**REQUIREMENTS:** Reproduce this listing in full.
━━━━━━━━━━━━━━━━━━━━
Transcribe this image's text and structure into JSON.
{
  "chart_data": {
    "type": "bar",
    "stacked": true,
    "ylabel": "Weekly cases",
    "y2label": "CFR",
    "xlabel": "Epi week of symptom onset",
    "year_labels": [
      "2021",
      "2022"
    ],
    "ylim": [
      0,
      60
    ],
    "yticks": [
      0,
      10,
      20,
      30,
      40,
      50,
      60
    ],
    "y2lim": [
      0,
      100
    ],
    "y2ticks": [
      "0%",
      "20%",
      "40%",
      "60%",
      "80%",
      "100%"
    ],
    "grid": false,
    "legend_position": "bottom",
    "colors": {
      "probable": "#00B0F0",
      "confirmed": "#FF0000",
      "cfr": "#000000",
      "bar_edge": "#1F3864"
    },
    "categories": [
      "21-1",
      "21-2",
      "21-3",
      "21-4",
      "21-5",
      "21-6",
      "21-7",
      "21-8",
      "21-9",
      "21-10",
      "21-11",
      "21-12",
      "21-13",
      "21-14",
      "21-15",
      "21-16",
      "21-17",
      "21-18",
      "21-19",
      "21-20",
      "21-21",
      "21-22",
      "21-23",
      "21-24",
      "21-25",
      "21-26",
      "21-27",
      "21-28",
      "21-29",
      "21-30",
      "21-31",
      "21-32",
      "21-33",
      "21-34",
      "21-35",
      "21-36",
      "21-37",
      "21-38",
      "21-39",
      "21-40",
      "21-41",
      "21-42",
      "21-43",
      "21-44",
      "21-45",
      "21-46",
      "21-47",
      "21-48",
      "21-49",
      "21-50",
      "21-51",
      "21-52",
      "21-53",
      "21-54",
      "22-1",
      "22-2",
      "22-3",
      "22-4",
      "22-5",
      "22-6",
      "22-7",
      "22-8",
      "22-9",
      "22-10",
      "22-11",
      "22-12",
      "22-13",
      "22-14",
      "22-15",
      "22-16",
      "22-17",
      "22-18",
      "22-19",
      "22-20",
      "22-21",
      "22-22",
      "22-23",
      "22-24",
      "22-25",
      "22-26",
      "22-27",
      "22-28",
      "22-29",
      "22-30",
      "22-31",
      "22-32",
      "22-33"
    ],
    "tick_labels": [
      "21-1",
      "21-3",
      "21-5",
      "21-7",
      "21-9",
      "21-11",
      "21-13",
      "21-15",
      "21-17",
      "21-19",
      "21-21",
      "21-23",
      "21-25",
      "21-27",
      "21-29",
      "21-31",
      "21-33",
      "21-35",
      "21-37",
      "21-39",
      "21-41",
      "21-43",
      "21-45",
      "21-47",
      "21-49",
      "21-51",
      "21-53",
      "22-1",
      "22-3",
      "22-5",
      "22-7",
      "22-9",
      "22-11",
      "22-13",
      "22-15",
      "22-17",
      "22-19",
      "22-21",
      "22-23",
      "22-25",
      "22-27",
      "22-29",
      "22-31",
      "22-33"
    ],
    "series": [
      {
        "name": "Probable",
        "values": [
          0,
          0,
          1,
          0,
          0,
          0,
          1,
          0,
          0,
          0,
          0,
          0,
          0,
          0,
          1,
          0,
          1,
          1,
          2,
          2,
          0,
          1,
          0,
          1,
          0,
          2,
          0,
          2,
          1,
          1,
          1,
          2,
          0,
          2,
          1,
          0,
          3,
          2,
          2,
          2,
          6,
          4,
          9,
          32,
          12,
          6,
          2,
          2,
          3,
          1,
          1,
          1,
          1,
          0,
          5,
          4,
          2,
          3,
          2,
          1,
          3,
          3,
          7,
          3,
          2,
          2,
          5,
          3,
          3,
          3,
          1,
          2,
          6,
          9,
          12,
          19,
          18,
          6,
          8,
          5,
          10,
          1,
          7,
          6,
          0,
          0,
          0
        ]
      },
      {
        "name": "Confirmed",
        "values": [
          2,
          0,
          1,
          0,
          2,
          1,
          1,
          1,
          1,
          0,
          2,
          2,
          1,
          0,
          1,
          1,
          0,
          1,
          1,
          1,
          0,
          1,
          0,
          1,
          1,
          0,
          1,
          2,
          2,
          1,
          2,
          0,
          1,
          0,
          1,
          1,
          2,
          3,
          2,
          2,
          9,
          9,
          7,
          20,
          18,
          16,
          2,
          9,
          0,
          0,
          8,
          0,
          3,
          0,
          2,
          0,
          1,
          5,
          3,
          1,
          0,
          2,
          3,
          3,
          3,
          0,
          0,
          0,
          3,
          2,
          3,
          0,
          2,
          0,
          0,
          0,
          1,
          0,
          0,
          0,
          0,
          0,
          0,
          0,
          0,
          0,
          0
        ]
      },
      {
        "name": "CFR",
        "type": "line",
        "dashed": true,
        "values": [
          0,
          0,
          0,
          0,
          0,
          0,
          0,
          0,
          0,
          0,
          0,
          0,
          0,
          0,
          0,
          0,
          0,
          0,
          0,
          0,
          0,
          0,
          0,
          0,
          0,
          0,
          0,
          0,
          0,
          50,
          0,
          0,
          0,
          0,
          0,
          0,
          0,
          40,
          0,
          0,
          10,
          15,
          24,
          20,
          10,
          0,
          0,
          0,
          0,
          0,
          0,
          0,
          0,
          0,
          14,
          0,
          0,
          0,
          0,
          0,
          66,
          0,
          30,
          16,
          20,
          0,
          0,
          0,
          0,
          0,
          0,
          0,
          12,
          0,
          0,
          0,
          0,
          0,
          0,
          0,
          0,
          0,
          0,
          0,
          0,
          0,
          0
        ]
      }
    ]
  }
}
━━━━━━━━━━━━━━━━━━━━
**RESULT OF THE TASK:**
Transcribe this image's text and structure into JSON.
{
  "chart_data": {
    "type": "bar",
    "stacked": true,
    "ylabel": "Weekly cases",
    "y2label": "CFR",
    "xlabel": "Epi week of symptom onset",
    "year_labels": [
      "2021",
      "2022"
    ],
    "ylim": [
      0,
      60
    ],
    "yticks": [
      0,
      10,
      20,
      30,
      40,
      50,
      60
    ],
    "y2lim": [
      0,
      100
    ],
    "y2ticks": [
      "0%",
      "20%",
      "40%",
      "60%",
      "80%",
      "100%"
    ],
    "grid": false,
    "legend_position": "bottom",
    "colors": {
      "probable": "#00B0F0",
      "confirmed": "#FF0000",
      "cfr": "#000000",
      "bar_edge": "#1F3864"
    },
    "categories": [
      "21-1",
      "21-2",
      "21-3",
      "21-4",
      "21-5",
      "21-6",
      "21-7",
      "21-8",
      "21-9",
      "21-10",
      "21-11",
      "21-12",
      "21-13",
      "21-14",
      "21-15",
      "21-16",
      "21-17",
      "21-18",
      "21-19",
      "21-20",
      "21-21",
      "21-22",
      "21-23",
      "21-24",
      "21-25",
      "21-26",
      "21-27",
      "21-28",
      "21-29",
      "21-30",
      "21-31",
      "21-32",
      "21-33",
      "21-34",
      "21-35",
      "21-36",
      "21-37",
      "21-38",
      "21-39",
      "21-40",
      "21-41",
      "21-42",
      "21-43",
      "21-44",
      "21-45",
      "21-46",
      "21-47",
      "21-48",
      "21-49",
      "21-50",
      "21-51",
      "21-52",
      "21-53",
      "21-54",
      "22-1",
      "22-2",
      "22-3",
      "22-4",
      "22-5",
      "22-6",
      "22-7",
      "22-8",
      "22-9",
      "22-10",
      "22-11",
      "22-12",
      "22-13",
      "22-14",
      "22-15",
      "22-16",
      "22-17",
      "22-18",
      "22-19",
      "22-20",
      "22-21",
      "22-22",
      "22-23",
      "22-24",
      "22-25",
      "22-26",
      "22-27",
      "22-28",
      "22-29",
      "22-30",
      "22-31",
      "22-32",
      "22-33"
    ],
    "tick_labels": [
      "21-1",
      "21-3",
      "21-5",
      "21-7",
      "21-9",
      "21-11",
      "21-13",
      "21-15",
      "21-17",
      "21-19",
      "21-21",
      "21-23",
      "21-25",
      "21-27",
      "21-29",
      "21-31",
      "21-33",
      "21-35",
      "21-37",
      "21-39",
      "21-41",
      "21-43",
      "21-45",
      "21-47",
      "21-49",
      "21-51",
      "21-53",
      "22-1",
      "22-3",
      "22-5",
      "22-7",
      "22-9",
      "22-11",
      "22-13",
      "22-15",
      "22-17",
      "22-19",
      "22-21",
      "22-23",
      "22-25",
      "22-27",
      "22-29",
      "22-31",
      "22-33"
    ],
    "series": [
      {
        "name": "Probable",
        "values": [
          0,
          0,
          1,
          0,
          0,
          0,
          1,
          0,
          0,
          0,
          0,
          0,
          0,
          0,
          1,
          0,
          1,
          1,
          2,
          2,
          0,
          1,
          0,
          1,
          0,
          2,
          0,
          2,
          1,
          1,
          1,
          2,
          0,
          2,
          1,
          0,
          3,
          2,
          2,
          2,
          6,
          4,
          9,
          32,
          12,
          6,
          2,
          2,
          3,
          1,
          1,
          1,
          1,
          0,
          5,
          4,
          2,
          3,
          2,
          1,
          3,
          3,
          7,
          3,
          2,
          2,
          5,
          3,
          3,
          3,
          1,
          2,
          6,
          9,
          12,
          19,
          18,
          6,
          8,
          5,
          10,
          1,
          7,
          6,
          0,
          0,
          0
        ]
      },
      {
        "name": "Confirmed",
        "values": [
          2,
          0,
          1,
          0,
          2,
          1,
          1,
          1,
          1,
          0,
          2,
          2,
          1,
          0,
          1,
          1,
          0,
          1,
          1,
          1,
          0,
          1,
          0,
          1,
          1,
          0,
          1,
          2,
          2,
          1,
          2,
          0,
          1,
          0,
          1,
          1,
          2,
          3,
          2,
          2,
          9,
          9,
          7,
          20,
          18,
          16,
          2,
          9,
          0,
          0,
          8,
          0,
          3,
          0,
          2,
          0,
          1,
          5,
          3,
          1,
          0,
          2,
          3,
          3,
          3,
          0,
          0,
          0,
          3,
          2,
          3,
          0,
          2,
          0,
          0,
          0,
          1,
          0,
          0,
          0,
          0,
          0,
          0,
          0,
          0,
          0,
          0
        ]
      },
      {
        "name": "CFR",
        "type": "line",
        "dashed": true,
        "values": [
          0,
          0,
          0,
          0,
          0,
          0,
          0,
          0,
          0,
          0,
          0,
          0,
          0,
          0,
          0,
          0,
          0,
          0,
          0,
          0,
          0,
          0,
          0,
          0,
          0,
          0,
          0,
          0,
          0,
          50,
          0,
          0,
          0,
          0,
          0,
          0,
          0,
          40,
          0,
          0,
          10,
          15,
          24,
          20,
          10,
          0,
          0,
          0,
          0,
          0,
          0,
          0,
          0,
          0,
          14,
          0,
          0,
          0,
          0,
          0,
          66,
          0,
          30,
          16,
          20,
          0,
          0,
          0,
          0,
          0,
          0,
          0,
          12,
          0,
          0,
          0,
          0,
          0,
          0,
          0,
          0,
          0,
          0,
          0,
          0,
          0,
          0
        ]
      }
    ]
  }
}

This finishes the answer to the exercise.